* start *
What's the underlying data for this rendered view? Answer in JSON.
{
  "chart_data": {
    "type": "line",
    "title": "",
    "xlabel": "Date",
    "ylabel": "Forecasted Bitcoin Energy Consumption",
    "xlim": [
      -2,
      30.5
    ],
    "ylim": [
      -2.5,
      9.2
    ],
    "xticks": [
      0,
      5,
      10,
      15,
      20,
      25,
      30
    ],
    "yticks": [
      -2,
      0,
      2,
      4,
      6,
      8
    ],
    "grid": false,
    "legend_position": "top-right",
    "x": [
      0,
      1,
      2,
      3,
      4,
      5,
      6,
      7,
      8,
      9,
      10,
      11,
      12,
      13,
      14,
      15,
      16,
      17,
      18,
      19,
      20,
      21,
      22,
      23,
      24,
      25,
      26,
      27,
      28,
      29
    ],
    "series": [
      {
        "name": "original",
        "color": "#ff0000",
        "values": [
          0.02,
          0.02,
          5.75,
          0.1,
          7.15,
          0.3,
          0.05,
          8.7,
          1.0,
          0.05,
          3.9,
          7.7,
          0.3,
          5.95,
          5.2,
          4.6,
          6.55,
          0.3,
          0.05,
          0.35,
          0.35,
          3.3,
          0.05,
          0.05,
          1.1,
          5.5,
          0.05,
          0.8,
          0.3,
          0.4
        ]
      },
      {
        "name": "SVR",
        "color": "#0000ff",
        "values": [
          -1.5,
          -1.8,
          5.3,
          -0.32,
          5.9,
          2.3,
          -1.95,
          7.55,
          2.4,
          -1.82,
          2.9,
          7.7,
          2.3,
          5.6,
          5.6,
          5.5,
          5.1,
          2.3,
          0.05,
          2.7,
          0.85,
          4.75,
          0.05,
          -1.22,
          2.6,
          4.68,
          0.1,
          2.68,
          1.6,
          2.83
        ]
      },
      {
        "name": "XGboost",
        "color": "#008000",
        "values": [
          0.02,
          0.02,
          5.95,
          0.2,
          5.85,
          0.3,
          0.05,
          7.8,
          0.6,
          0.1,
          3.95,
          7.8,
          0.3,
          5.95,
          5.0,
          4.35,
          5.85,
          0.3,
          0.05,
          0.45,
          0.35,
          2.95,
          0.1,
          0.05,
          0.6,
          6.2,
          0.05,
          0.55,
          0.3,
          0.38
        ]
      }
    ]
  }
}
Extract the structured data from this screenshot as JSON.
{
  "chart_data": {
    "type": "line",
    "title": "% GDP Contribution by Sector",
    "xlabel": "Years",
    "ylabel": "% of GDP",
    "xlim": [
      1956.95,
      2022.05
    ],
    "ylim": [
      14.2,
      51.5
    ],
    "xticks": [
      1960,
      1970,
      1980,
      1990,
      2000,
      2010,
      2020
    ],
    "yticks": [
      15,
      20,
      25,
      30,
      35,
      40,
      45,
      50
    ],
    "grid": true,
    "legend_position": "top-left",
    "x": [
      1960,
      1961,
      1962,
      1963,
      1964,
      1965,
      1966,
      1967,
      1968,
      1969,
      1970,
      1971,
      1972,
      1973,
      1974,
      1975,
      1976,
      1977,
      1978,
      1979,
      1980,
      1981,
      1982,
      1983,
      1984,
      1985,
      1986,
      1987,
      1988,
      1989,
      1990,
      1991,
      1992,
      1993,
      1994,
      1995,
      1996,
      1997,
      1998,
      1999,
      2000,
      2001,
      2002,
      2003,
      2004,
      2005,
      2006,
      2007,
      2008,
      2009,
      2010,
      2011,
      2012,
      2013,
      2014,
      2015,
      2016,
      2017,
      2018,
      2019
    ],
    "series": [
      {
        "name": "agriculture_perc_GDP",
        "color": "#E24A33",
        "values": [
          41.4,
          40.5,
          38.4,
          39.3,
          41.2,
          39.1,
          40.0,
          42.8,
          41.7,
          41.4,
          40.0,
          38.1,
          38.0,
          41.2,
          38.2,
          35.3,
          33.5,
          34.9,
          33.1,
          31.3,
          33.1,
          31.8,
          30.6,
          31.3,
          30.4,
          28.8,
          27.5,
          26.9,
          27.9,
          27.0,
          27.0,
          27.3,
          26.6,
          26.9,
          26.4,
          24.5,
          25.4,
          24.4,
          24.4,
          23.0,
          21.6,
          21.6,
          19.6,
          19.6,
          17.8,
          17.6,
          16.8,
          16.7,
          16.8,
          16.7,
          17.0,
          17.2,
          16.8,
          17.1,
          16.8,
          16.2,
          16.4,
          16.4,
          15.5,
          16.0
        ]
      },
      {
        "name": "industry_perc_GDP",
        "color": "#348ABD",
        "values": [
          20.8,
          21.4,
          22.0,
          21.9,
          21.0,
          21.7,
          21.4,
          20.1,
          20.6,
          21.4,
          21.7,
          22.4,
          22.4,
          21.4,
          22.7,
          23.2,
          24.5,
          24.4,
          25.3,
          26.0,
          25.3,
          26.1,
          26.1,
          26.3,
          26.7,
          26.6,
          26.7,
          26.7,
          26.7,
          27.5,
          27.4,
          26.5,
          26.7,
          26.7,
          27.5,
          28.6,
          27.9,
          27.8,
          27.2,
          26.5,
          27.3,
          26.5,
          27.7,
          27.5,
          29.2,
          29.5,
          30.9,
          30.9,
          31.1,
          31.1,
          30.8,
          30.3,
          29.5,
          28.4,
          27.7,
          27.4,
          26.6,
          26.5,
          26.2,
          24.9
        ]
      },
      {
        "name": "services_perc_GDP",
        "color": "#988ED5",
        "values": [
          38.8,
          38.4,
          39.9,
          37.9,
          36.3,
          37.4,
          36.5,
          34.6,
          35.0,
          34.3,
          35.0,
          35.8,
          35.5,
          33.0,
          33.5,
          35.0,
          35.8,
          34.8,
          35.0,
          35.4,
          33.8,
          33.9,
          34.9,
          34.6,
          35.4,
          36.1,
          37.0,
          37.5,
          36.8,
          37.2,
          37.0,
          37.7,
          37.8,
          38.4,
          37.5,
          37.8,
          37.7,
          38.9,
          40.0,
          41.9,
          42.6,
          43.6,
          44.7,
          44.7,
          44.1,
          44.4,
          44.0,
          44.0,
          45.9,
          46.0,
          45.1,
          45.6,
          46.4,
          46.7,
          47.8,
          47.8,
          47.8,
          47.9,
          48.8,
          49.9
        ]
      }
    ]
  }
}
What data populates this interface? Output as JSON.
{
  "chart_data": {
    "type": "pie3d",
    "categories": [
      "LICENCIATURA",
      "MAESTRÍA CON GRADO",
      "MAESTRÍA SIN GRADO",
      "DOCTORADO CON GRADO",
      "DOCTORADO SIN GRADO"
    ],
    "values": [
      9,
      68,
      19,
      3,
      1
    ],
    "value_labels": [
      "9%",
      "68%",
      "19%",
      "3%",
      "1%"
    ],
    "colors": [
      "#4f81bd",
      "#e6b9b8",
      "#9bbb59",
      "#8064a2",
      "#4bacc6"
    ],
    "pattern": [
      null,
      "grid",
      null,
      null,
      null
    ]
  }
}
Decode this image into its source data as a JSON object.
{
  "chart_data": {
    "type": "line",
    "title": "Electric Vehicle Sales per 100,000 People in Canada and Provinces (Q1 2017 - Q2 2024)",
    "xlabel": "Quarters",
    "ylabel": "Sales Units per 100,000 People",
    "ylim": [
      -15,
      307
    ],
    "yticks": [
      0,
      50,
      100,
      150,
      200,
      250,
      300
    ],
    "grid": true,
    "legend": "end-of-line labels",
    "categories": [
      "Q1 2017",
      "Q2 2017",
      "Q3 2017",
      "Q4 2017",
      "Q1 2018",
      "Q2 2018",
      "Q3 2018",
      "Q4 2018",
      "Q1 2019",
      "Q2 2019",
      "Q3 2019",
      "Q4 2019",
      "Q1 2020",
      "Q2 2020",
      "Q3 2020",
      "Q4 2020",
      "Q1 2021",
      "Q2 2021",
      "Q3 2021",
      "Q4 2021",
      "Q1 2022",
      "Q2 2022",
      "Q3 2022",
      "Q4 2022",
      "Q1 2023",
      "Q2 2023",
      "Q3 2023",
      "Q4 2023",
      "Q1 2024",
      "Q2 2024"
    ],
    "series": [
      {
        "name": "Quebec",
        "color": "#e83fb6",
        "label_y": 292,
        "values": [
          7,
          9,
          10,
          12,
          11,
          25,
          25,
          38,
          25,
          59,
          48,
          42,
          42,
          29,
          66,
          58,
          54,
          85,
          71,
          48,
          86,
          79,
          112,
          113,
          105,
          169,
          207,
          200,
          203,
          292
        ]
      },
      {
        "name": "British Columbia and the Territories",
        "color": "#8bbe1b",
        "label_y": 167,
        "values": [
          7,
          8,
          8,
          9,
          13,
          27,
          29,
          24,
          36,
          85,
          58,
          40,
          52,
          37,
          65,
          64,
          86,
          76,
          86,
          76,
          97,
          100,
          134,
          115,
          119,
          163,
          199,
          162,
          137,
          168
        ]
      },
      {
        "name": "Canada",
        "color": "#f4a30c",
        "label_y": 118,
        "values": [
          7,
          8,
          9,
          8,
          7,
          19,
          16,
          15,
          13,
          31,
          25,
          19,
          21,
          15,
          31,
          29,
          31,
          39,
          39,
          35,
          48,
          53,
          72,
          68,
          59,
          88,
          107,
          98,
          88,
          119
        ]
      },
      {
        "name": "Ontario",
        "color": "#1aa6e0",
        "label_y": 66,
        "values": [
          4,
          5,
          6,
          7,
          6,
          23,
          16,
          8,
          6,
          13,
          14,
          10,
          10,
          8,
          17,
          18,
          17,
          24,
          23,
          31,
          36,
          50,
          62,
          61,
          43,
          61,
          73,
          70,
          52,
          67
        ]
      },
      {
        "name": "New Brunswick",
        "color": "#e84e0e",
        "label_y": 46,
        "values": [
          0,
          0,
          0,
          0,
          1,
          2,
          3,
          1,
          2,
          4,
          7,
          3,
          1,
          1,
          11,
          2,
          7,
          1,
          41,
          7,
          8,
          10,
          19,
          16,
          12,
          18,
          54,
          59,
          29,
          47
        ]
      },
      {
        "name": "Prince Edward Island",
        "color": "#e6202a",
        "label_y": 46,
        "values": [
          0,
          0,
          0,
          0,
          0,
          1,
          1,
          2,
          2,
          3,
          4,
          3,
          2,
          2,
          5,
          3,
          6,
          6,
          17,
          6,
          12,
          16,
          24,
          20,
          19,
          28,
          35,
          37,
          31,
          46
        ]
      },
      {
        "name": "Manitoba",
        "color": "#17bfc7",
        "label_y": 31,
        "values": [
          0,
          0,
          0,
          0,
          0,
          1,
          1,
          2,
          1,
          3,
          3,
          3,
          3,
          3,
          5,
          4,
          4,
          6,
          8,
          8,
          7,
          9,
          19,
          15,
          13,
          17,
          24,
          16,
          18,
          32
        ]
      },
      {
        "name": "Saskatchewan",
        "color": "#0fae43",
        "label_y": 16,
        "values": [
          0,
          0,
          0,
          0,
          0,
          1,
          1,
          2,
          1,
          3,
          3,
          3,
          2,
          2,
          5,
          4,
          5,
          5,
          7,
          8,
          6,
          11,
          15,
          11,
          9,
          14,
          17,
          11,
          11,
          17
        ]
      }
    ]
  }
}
* end *
▶ EXERCISE PROMPT: Across the material above, count every line holding "this" and write down only the number.

▶ CORRECT OUTPUT: 4